___ Record list ___

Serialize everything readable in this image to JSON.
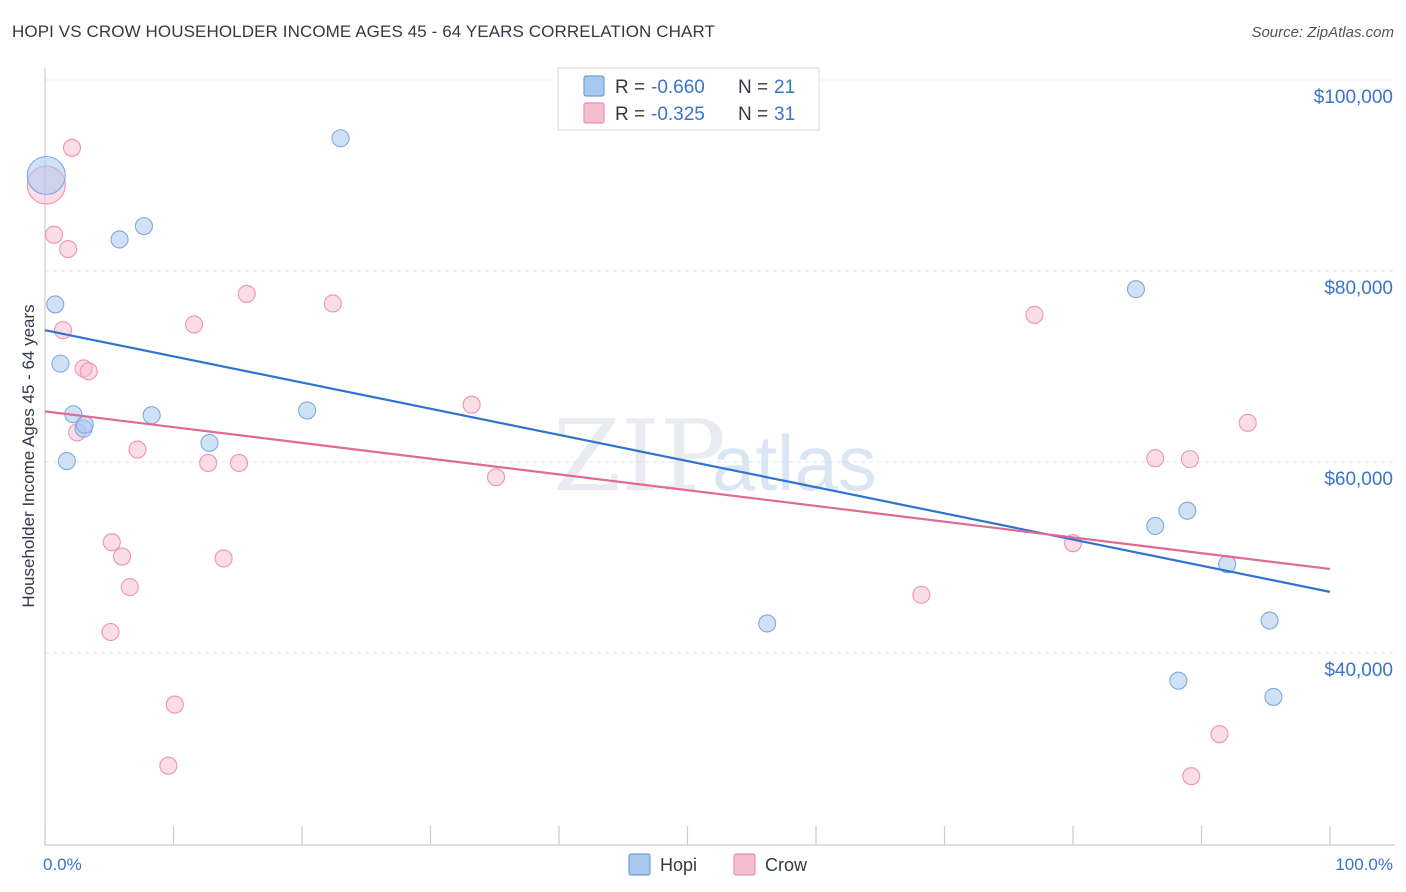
{
  "title": "HOPI VS CROW HOUSEHOLDER INCOME AGES 45 - 64 YEARS CORRELATION CHART",
  "source": "Source: ZipAtlas.com",
  "watermark": {
    "zip": "ZIP",
    "atlas": "atlas"
  },
  "colors": {
    "hopi": "#a9c8ef",
    "hopi_line": "#2f74d0",
    "crow": "#f6bcd0",
    "crow_line": "#e06a95",
    "tick": "#3a74c8"
  },
  "legend": {
    "rows": [
      {
        "r_label": "R =",
        "r_value": "-0.660",
        "n_label": "N =",
        "n_value": "21"
      },
      {
        "r_label": "R =",
        "r_value": "-0.325",
        "n_label": "N =",
        "n_value": "31"
      }
    ]
  },
  "bottom_legend": {
    "hopi": "Hopi",
    "crow": "Crow"
  },
  "chart_data": {
    "type": "scatter",
    "title": "HOPI VS CROW HOUSEHOLDER INCOME AGES 45 - 64 YEARS CORRELATION CHART",
    "xlabel": "",
    "ylabel": "Householder Income Ages 45 - 64 years",
    "xlim": [
      0,
      100
    ],
    "ylim": [
      20000,
      102000
    ],
    "x_tick_labels": [
      "0.0%",
      "100.0%"
    ],
    "y_ticks": [
      40000,
      60000,
      80000,
      100000
    ],
    "y_tick_labels": [
      "$40,000",
      "$60,000",
      "$80,000",
      "$100,000"
    ],
    "grid": true,
    "series": [
      {
        "name": "Hopi",
        "points": [
          {
            "x": 0.1,
            "y": 90000,
            "big": true
          },
          {
            "x": 0.8,
            "y": 76500
          },
          {
            "x": 1.2,
            "y": 70300
          },
          {
            "x": 1.7,
            "y": 60100
          },
          {
            "x": 2.2,
            "y": 65000
          },
          {
            "x": 3.0,
            "y": 63500
          },
          {
            "x": 3.1,
            "y": 63900
          },
          {
            "x": 5.8,
            "y": 83300
          },
          {
            "x": 7.7,
            "y": 84700
          },
          {
            "x": 8.3,
            "y": 64900
          },
          {
            "x": 12.8,
            "y": 62000
          },
          {
            "x": 20.4,
            "y": 65400
          },
          {
            "x": 23.0,
            "y": 93900
          },
          {
            "x": 56.2,
            "y": 43100
          },
          {
            "x": 84.9,
            "y": 78100
          },
          {
            "x": 86.4,
            "y": 53300
          },
          {
            "x": 88.2,
            "y": 37100
          },
          {
            "x": 88.9,
            "y": 54900
          },
          {
            "x": 92.0,
            "y": 49300
          },
          {
            "x": 95.3,
            "y": 43400
          },
          {
            "x": 95.6,
            "y": 35400
          }
        ],
        "trend": {
          "x0": 0,
          "y0": 73800,
          "x1": 100,
          "y1": 46400
        }
      },
      {
        "name": "Crow",
        "points": [
          {
            "x": 0.1,
            "y": 89000,
            "big": true
          },
          {
            "x": 0.7,
            "y": 83800
          },
          {
            "x": 1.4,
            "y": 73800
          },
          {
            "x": 1.8,
            "y": 82300
          },
          {
            "x": 2.1,
            "y": 92900
          },
          {
            "x": 2.5,
            "y": 63100
          },
          {
            "x": 3.0,
            "y": 69800
          },
          {
            "x": 3.4,
            "y": 69500
          },
          {
            "x": 5.1,
            "y": 42200
          },
          {
            "x": 5.2,
            "y": 51600
          },
          {
            "x": 6.0,
            "y": 50100
          },
          {
            "x": 6.6,
            "y": 46900
          },
          {
            "x": 7.2,
            "y": 61300
          },
          {
            "x": 9.6,
            "y": 28200
          },
          {
            "x": 10.1,
            "y": 34600
          },
          {
            "x": 11.6,
            "y": 74400
          },
          {
            "x": 12.7,
            "y": 59900
          },
          {
            "x": 13.9,
            "y": 49900
          },
          {
            "x": 15.1,
            "y": 59900
          },
          {
            "x": 15.7,
            "y": 77600
          },
          {
            "x": 22.4,
            "y": 76600
          },
          {
            "x": 33.2,
            "y": 66000
          },
          {
            "x": 35.1,
            "y": 58400
          },
          {
            "x": 68.2,
            "y": 46100
          },
          {
            "x": 77.0,
            "y": 75400
          },
          {
            "x": 80.0,
            "y": 51500
          },
          {
            "x": 86.4,
            "y": 60400
          },
          {
            "x": 89.1,
            "y": 60300
          },
          {
            "x": 89.2,
            "y": 27100
          },
          {
            "x": 91.4,
            "y": 31500
          },
          {
            "x": 93.6,
            "y": 64100
          }
        ],
        "trend": {
          "x0": 0,
          "y0": 65300,
          "x1": 100,
          "y1": 48800
        }
      }
    ]
  }
}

___

■ **What the exercise asks**:
Repeat each line of the records above exactly, but do not copy the pictures.

■ **Result**:
Serialize everything readable in this image to JSON.
{
  "title": "HOPI VS CROW HOUSEHOLDER INCOME AGES 45 - 64 YEARS CORRELATION CHART",
  "source": "Source: ZipAtlas.com",
  "watermark": {
    "zip": "ZIP",
    "atlas": "atlas"
  },
  "colors": {
    "hopi": "#a9c8ef",
    "hopi_line": "#2f74d0",
    "crow": "#f6bcd0",
    "crow_line": "#e06a95",
    "tick": "#3a74c8"
  },
  "legend": {
    "rows": [
      {
        "r_label": "R =",
        "r_value": "-0.660",
        "n_label": "N =",
        "n_value": "21"
      },
      {
        "r_label": "R =",
        "r_value": "-0.325",
        "n_label": "N =",
        "n_value": "31"
      }
    ]
  },
  "bottom_legend": {
    "hopi": "Hopi",
    "crow": "Crow"
  },
  "chart_data": {
    "type": "scatter",
    "title": "HOPI VS CROW HOUSEHOLDER INCOME AGES 45 - 64 YEARS CORRELATION CHART",
    "xlabel": "",
    "ylabel": "Householder Income Ages 45 - 64 years",
    "xlim": [
      0,
      100
    ],
    "ylim": [
      20000,
      102000
    ],
    "x_tick_labels": [
      "0.0%",
      "100.0%"
    ],
    "y_ticks": [
      40000,
      60000,
      80000,
      100000
    ],
    "y_tick_labels": [
      "$40,000",
      "$60,000",
      "$80,000",
      "$100,000"
    ],
    "grid": true,
    "series": [
      {
        "name": "Hopi",
        "points": [
          {
            "x": 0.1,
            "y": 90000,
            "big": true
          },
          {
            "x": 0.8,
            "y": 76500
          },
          {
            "x": 1.2,
            "y": 70300
          },
          {
            "x": 1.7,
            "y": 60100
          },
          {
            "x": 2.2,
            "y": 65000
          },
          {
            "x": 3.0,
            "y": 63500
          },
          {
            "x": 3.1,
            "y": 63900
          },
          {
            "x": 5.8,
            "y": 83300
          },
          {
            "x": 7.7,
            "y": 84700
          },
          {
            "x": 8.3,
            "y": 64900
          },
          {
            "x": 12.8,
            "y": 62000
          },
          {
            "x": 20.4,
            "y": 65400
          },
          {
            "x": 23.0,
            "y": 93900
          },
          {
            "x": 56.2,
            "y": 43100
          },
          {
            "x": 84.9,
            "y": 78100
          },
          {
            "x": 86.4,
            "y": 53300
          },
          {
            "x": 88.2,
            "y": 37100
          },
          {
            "x": 88.9,
            "y": 54900
          },
          {
            "x": 92.0,
            "y": 49300
          },
          {
            "x": 95.3,
            "y": 43400
          },
          {
            "x": 95.6,
            "y": 35400
          }
        ],
        "trend": {
          "x0": 0,
          "y0": 73800,
          "x1": 100,
          "y1": 46400
        }
      },
      {
        "name": "Crow",
        "points": [
          {
            "x": 0.1,
            "y": 89000,
            "big": true
          },
          {
            "x": 0.7,
            "y": 83800
          },
          {
            "x": 1.4,
            "y": 73800
          },
          {
            "x": 1.8,
            "y": 82300
          },
          {
            "x": 2.1,
            "y": 92900
          },
          {
            "x": 2.5,
            "y": 63100
          },
          {
            "x": 3.0,
            "y": 69800
          },
          {
            "x": 3.4,
            "y": 69500
          },
          {
            "x": 5.1,
            "y": 42200
          },
          {
            "x": 5.2,
            "y": 51600
          },
          {
            "x": 6.0,
            "y": 50100
          },
          {
            "x": 6.6,
            "y": 46900
          },
          {
            "x": 7.2,
            "y": 61300
          },
          {
            "x": 9.6,
            "y": 28200
          },
          {
            "x": 10.1,
            "y": 34600
          },
          {
            "x": 11.6,
            "y": 74400
          },
          {
            "x": 12.7,
            "y": 59900
          },
          {
            "x": 13.9,
            "y": 49900
          },
          {
            "x": 15.1,
            "y": 59900
          },
          {
            "x": 15.7,
            "y": 77600
          },
          {
            "x": 22.4,
            "y": 76600
          },
          {
            "x": 33.2,
            "y": 66000
          },
          {
            "x": 35.1,
            "y": 58400
          },
          {
            "x": 68.2,
            "y": 46100
          },
          {
            "x": 77.0,
            "y": 75400
          },
          {
            "x": 80.0,
            "y": 51500
          },
          {
            "x": 86.4,
            "y": 60400
          },
          {
            "x": 89.1,
            "y": 60300
          },
          {
            "x": 89.2,
            "y": 27100
          },
          {
            "x": 91.4,
            "y": 31500
          },
          {
            "x": 93.6,
            "y": 64100
          }
        ],
        "trend": {
          "x0": 0,
          "y0": 65300,
          "x1": 100,
          "y1": 48800
        }
      }
    ]
  }
}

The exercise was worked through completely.